[Dataset entries]
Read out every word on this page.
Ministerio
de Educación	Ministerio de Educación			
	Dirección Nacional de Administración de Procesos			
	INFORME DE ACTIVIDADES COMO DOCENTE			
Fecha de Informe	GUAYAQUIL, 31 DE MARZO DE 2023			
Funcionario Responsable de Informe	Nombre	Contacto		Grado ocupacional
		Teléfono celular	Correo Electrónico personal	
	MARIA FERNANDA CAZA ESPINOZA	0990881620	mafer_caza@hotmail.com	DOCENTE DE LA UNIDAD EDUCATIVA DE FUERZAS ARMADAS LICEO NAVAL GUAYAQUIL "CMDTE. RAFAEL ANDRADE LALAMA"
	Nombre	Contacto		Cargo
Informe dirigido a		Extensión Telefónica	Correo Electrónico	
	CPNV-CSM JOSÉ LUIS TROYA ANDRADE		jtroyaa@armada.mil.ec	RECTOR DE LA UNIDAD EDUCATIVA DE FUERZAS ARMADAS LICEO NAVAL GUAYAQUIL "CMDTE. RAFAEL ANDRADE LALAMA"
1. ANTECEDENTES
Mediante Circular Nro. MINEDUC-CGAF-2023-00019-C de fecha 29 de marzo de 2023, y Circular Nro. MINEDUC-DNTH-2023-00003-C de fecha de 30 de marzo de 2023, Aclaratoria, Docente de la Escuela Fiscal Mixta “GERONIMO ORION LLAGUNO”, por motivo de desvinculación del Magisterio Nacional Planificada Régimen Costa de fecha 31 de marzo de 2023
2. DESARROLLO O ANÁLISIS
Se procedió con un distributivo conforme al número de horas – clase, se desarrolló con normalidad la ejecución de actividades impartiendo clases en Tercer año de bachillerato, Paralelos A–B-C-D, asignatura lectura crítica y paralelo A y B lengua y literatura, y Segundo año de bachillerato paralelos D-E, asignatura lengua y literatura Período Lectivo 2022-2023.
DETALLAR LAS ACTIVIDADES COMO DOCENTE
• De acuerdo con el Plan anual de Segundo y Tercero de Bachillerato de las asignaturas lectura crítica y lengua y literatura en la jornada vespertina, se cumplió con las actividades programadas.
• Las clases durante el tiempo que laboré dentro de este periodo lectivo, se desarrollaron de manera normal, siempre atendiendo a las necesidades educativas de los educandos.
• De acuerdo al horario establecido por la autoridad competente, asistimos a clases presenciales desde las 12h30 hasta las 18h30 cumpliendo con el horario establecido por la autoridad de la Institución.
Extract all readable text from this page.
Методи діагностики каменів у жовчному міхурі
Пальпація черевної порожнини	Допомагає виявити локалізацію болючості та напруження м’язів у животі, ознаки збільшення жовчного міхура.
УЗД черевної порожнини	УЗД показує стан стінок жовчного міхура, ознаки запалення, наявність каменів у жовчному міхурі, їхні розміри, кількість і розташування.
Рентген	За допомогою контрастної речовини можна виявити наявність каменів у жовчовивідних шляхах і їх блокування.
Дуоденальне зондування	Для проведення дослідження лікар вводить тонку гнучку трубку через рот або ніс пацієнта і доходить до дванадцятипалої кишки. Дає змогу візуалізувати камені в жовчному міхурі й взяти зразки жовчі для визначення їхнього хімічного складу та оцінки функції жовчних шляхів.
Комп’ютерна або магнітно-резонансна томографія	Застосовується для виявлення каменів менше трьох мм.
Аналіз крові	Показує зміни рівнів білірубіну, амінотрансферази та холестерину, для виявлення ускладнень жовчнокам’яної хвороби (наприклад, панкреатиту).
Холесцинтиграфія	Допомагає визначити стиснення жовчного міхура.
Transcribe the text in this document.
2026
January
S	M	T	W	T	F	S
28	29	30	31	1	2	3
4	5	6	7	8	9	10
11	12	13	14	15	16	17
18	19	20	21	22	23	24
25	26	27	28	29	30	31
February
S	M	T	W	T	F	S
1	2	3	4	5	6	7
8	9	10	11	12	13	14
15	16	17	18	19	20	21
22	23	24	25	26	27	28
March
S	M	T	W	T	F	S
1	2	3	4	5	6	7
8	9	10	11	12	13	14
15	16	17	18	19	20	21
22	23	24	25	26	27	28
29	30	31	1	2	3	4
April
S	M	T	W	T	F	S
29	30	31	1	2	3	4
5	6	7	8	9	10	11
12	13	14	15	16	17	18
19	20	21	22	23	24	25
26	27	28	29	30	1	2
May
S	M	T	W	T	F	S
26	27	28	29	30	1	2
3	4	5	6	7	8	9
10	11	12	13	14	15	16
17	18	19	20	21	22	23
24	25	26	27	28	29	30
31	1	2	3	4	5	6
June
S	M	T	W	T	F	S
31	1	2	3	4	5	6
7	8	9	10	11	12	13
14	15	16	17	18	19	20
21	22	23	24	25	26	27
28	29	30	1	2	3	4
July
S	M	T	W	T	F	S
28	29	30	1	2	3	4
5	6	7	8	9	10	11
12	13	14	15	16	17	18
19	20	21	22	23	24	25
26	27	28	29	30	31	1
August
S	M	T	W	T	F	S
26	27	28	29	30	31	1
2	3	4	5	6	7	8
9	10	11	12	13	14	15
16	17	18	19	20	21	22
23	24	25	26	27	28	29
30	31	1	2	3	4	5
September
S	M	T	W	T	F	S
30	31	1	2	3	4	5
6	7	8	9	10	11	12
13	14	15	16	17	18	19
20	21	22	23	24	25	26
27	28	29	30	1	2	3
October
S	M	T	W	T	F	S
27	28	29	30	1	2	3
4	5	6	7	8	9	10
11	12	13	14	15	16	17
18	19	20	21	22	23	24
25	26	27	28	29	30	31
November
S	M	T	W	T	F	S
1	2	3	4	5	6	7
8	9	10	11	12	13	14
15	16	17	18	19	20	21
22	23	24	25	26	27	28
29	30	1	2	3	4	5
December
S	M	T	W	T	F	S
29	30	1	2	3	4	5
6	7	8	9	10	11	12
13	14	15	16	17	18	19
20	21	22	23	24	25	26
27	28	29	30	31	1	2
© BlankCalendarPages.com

» **PROBLEM DETAILS**
Write out every line from the records above, word for word.

» **SOLUTION FOR THIS PROBLEM**
Read out every word on this page.
Ministerio
de Educación	Ministerio de Educación			
	Dirección Nacional de Administración de Procesos			
	INFORME DE ACTIVIDADES COMO DOCENTE			
Fecha de Informe	GUAYAQUIL, 31 DE MARZO DE 2023			
Funcionario Responsable de Informe	Nombre	Contacto		Grado ocupacional
		Teléfono celular	Correo Electrónico personal	
	MARIA FERNANDA CAZA ESPINOZA	0990881620	mafer_caza@hotmail.com	DOCENTE DE LA UNIDAD EDUCATIVA DE FUERZAS ARMADAS LICEO NAVAL GUAYAQUIL "CMDTE. RAFAEL ANDRADE LALAMA"
	Nombre	Contacto		Cargo
Informe dirigido a		Extensión Telefónica	Correo Electrónico	
	CPNV-CSM JOSÉ LUIS TROYA ANDRADE		jtroyaa@armada.mil.ec	RECTOR DE LA UNIDAD EDUCATIVA DE FUERZAS ARMADAS LICEO NAVAL GUAYAQUIL "CMDTE. RAFAEL ANDRADE LALAMA"
1. ANTECEDENTES
Mediante Circular Nro. MINEDUC-CGAF-2023-00019-C de fecha 29 de marzo de 2023, y Circular Nro. MINEDUC-DNTH-2023-00003-C de fecha de 30 de marzo de 2023, Aclaratoria, Docente de la Escuela Fiscal Mixta “GERONIMO ORION LLAGUNO”, por motivo de desvinculación del Magisterio Nacional Planificada Régimen Costa de fecha 31 de marzo de 2023
2. DESARROLLO O ANÁLISIS
Se procedió con un distributivo conforme al número de horas – clase, se desarrolló con normalidad la ejecución de actividades impartiendo clases en Tercer año de bachillerato, Paralelos A–B-C-D, asignatura lectura crítica y paralelo A y B lengua y literatura, y Segundo año de bachillerato paralelos D-E, asignatura lengua y literatura Período Lectivo 2022-2023.
DETALLAR LAS ACTIVIDADES COMO DOCENTE
• De acuerdo con el Plan anual de Segundo y Tercero de Bachillerato de las asignaturas lectura crítica y lengua y literatura en la jornada vespertina, se cumplió con las actividades programadas.
• Las clases durante el tiempo que laboré dentro de este periodo lectivo, se desarrollaron de manera normal, siempre atendiendo a las necesidades educativas de los educandos.
• De acuerdo al horario establecido por la autoridad competente, asistimos a clases presenciales desde las 12h30 hasta las 18h30 cumpliendo con el horario establecido por la autoridad de la Institución.
Extract all readable text from this page.
Методи діагностики каменів у жовчному міхурі
Пальпація черевної порожнини	Допомагає виявити локалізацію болючості та напруження м’язів у животі, ознаки збільшення жовчного міхура.
УЗД черевної порожнини	УЗД показує стан стінок жовчного міхура, ознаки запалення, наявність каменів у жовчному міхурі, їхні розміри, кількість і розташування.
Рентген	За допомогою контрастної речовини можна виявити наявність каменів у жовчовивідних шляхах і їх блокування.
Дуоденальне зондування	Для проведення дослідження лікар вводить тонку гнучку трубку через рот або ніс пацієнта і доходить до дванадцятипалої кишки. Дає змогу візуалізувати камені в жовчному міхурі й взяти зразки жовчі для визначення їхнього хімічного складу та оцінки функції жовчних шляхів.
Комп’ютерна або магнітно-резонансна томографія	Застосовується для виявлення каменів менше трьох мм.
Аналіз крові	Показує зміни рівнів білірубіну, амінотрансферази та холестерину, для виявлення ускладнень жовчнокам’яної хвороби (наприклад, панкреатиту).
Холесцинтиграфія	Допомагає визначити стиснення жовчного міхура.
Transcribe the text in this document.
2026
January
S	M	T	W	T	F	S
28	29	30	31	1	2	3
4	5	6	7	8	9	10
11	12	13	14	15	16	17
18	19	20	21	22	23	24
25	26	27	28	29	30	31
February
S	M	T	W	T	F	S
1	2	3	4	5	6	7
8	9	10	11	12	13	14
15	16	17	18	19	20	21
22	23	24	25	26	27	28
March
S	M	T	W	T	F	S
1	2	3	4	5	6	7
8	9	10	11	12	13	14
15	16	17	18	19	20	21
22	23	24	25	26	27	28
29	30	31	1	2	3	4
April
S	M	T	W	T	F	S
29	30	31	1	2	3	4
5	6	7	8	9	10	11
12	13	14	15	16	17	18
19	20	21	22	23	24	25
26	27	28	29	30	1	2
May
S	M	T	W	T	F	S
26	27	28	29	30	1	2
3	4	5	6	7	8	9
10	11	12	13	14	15	16
17	18	19	20	21	22	23
24	25	26	27	28	29	30
31	1	2	3	4	5	6
June
S	M	T	W	T	F	S
31	1	2	3	4	5	6
7	8	9	10	11	12	13
14	15	16	17	18	19	20
21	22	23	24	25	26	27
28	29	30	1	2	3	4
July
S	M	T	W	T	F	S
28	29	30	1	2	3	4
5	6	7	8	9	10	11
12	13	14	15	16	17	18
19	20	21	22	23	24	25
26	27	28	29	30	31	1
August
S	M	T	W	T	F	S
26	27	28	29	30	31	1
2	3	4	5	6	7	8
9	10	11	12	13	14	15
16	17	18	19	20	21	22
23	24	25	26	27	28	29
30	31	1	2	3	4	5
September
S	M	T	W	T	F	S
30	31	1	2	3	4	5
6	7	8	9	10	11	12
13	14	15	16	17	18	19
20	21	22	23	24	25	26
27	28	29	30	1	2	3
October
S	M	T	W	T	F	S
27	28	29	30	1	2	3
4	5	6	7	8	9	10
11	12	13	14	15	16	17
18	19	20	21	22	23	24
25	26	27	28	29	30	31
November
S	M	T	W	T	F	S
1	2	3	4	5	6	7
8	9	10	11	12	13	14
15	16	17	18	19	20	21
22	23	24	25	26	27	28
29	30	1	2	3	4	5
December
S	M	T	W	T	F	S
29	30	1	2	3	4	5
6	7	8	9	10	11	12
13	14	15	16	17	18	19
20	21	22	23	24	25	26
27	28	29	30	31	1	2
© BlankCalendarPages.com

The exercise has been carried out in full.